[START OF Dataset content]

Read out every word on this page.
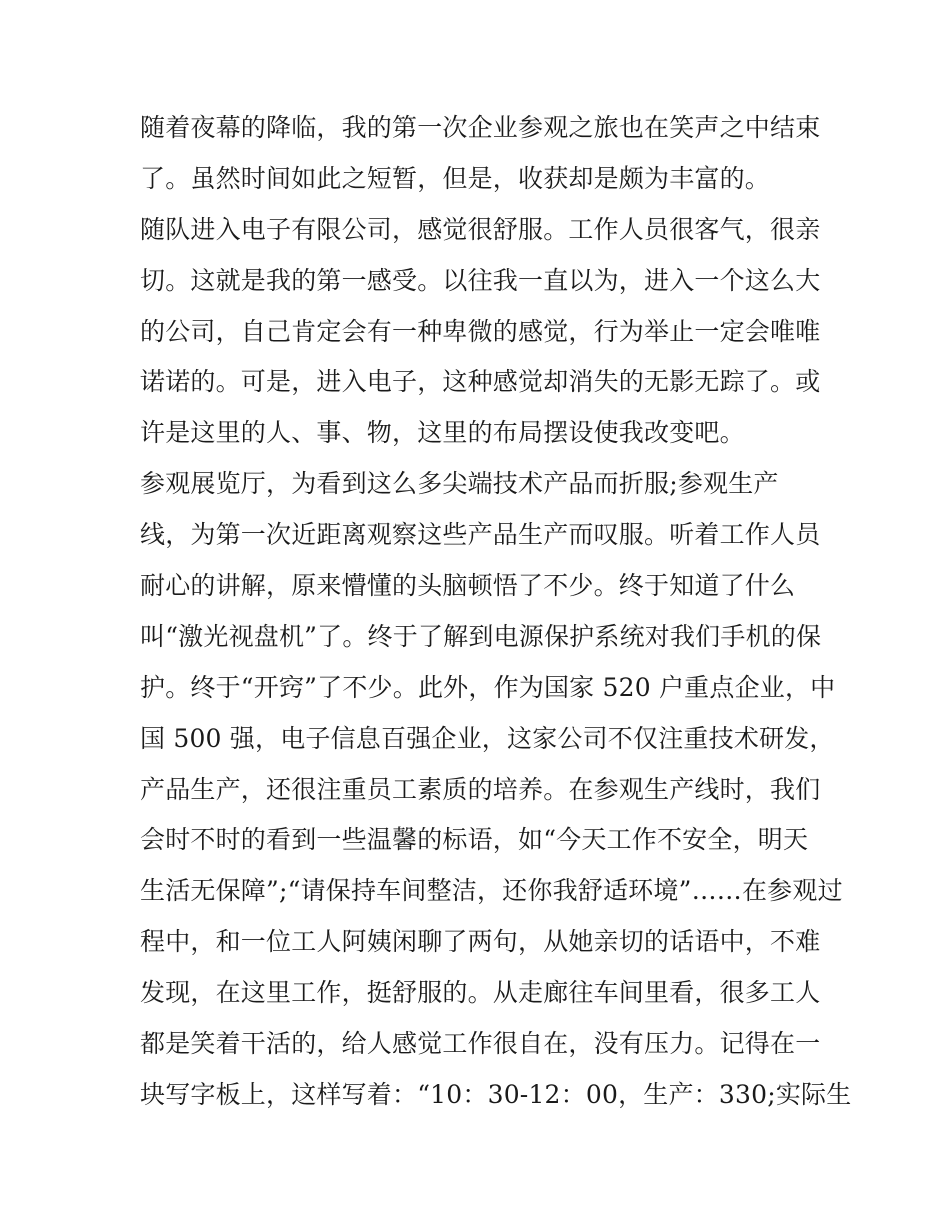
随着夜幕的降临，我的第一次企业参观之旅也在笑声之中结束
了。虽然时间如此之短暂，但是，收获却是颇为丰富的。
随队进入电子有限公司，感觉很舒服。工作人员很客气，很亲
切。这就是我的第一感受。以往我一直以为，进入一个这么大
的公司，自己肯定会有一种卑微的感觉，行为举止一定会唯唯
诺诺的。可是，进入电子，这种感觉却消失的无影无踪了。或
许是这里的人、事、物，这里的布局摆设使我改变吧。
参观展览厅，为看到这么多尖端技术产品而折服;参观生产
线，为第一次近距离观察这些产品生产而叹服。听着工作人员
耐心的讲解，原来懵懂的头脑顿悟了不少。终于知道了什么
叫“激光视盘机”了。终于了解到电源保护系统对我们手机的保
护。终于“开窍”了不少。此外，作为国家 520 户重点企业，中
国 500 强，电子信息百强企业，这家公司不仅注重技术研发，
产品生产，还很注重员工素质的培养。在参观生产线时，我们
会时不时的看到一些温馨的标语，如“今天工作不安全，明天
生活无保障”;“请保持车间整洁，还你我舒适环境”……在参观过
程中，和一位工人阿姨闲聊了两句，从她亲切的话语中，不难
发现，在这里工作，挺舒服的。从走廊往车间里看，很多工人
都是笑着干活的，给人感觉工作很自在，没有压力。记得在一
块写字板上，这样写着：“10：30-12：00，生产：330;实际生
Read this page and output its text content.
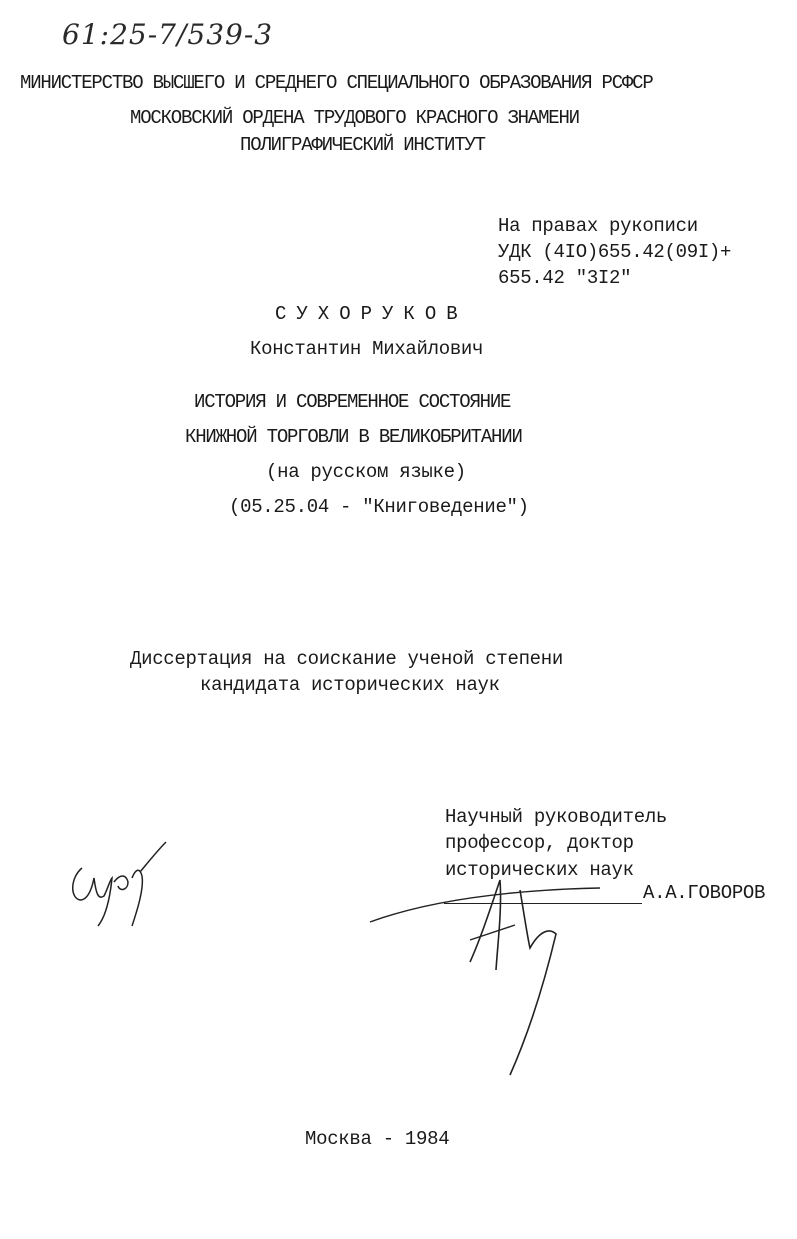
61:25-7/539-3
МИНИСТЕРСТВО ВЫСШЕГО И СРЕДНЕГО СПЕЦИАЛЬНОГО ОБРАЗОВАНИЯ РСФСР
МОСКОВСКИЙ ОРДЕНА ТРУДОВОГО КРАСНОГО ЗНАМЕНИ
ПОЛИГРАФИЧЕСКИЙ ИНСТИТУТ
На правах рукописи
УДК (4IO)655.42(09I)+
655.42 "3I2"
СУХОРУКОВ
Константин Михайлович
ИСТОРИЯ И СОВРЕМЕННОЕ СОСТОЯНИЕ
КНИЖНОЙ ТОРГОВЛИ В ВЕЛИКОБРИТАНИИ
(на русском языке)
(05.25.04 - "Книговедение")
Диссертация на соискание ученой степени
кандидата исторических наук
Научный руководитель
профессор, доктор
исторических наук
А.А.ГОВОРОВ
Москва - 1984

[END OF Dataset content]

**What you need to do**.
Copy exactly the lines from the one containing "Read this page and output its text content." through the final line of the records above, both included, and leave out any pictures.

**Solved exercise**.
Read this page and output its text content.
61:25-7/539-3
МИНИСТЕРСТВО ВЫСШЕГО И СРЕДНЕГО СПЕЦИАЛЬНОГО ОБРАЗОВАНИЯ РСФСР
МОСКОВСКИЙ ОРДЕНА ТРУДОВОГО КРАСНОГО ЗНАМЕНИ
ПОЛИГРАФИЧЕСКИЙ ИНСТИТУТ
На правах рукописи
УДК (4IO)655.42(09I)+
655.42 "3I2"
СУХОРУКОВ
Константин Михайлович
ИСТОРИЯ И СОВРЕМЕННОЕ СОСТОЯНИЕ
КНИЖНОЙ ТОРГОВЛИ В ВЕЛИКОБРИТАНИИ
(на русском языке)
(05.25.04 - "Книговедение")
Диссертация на соискание ученой степени
кандидата исторических наук
Научный руководитель
профессор, доктор
исторических наук
А.А.ГОВОРОВ
Москва - 1984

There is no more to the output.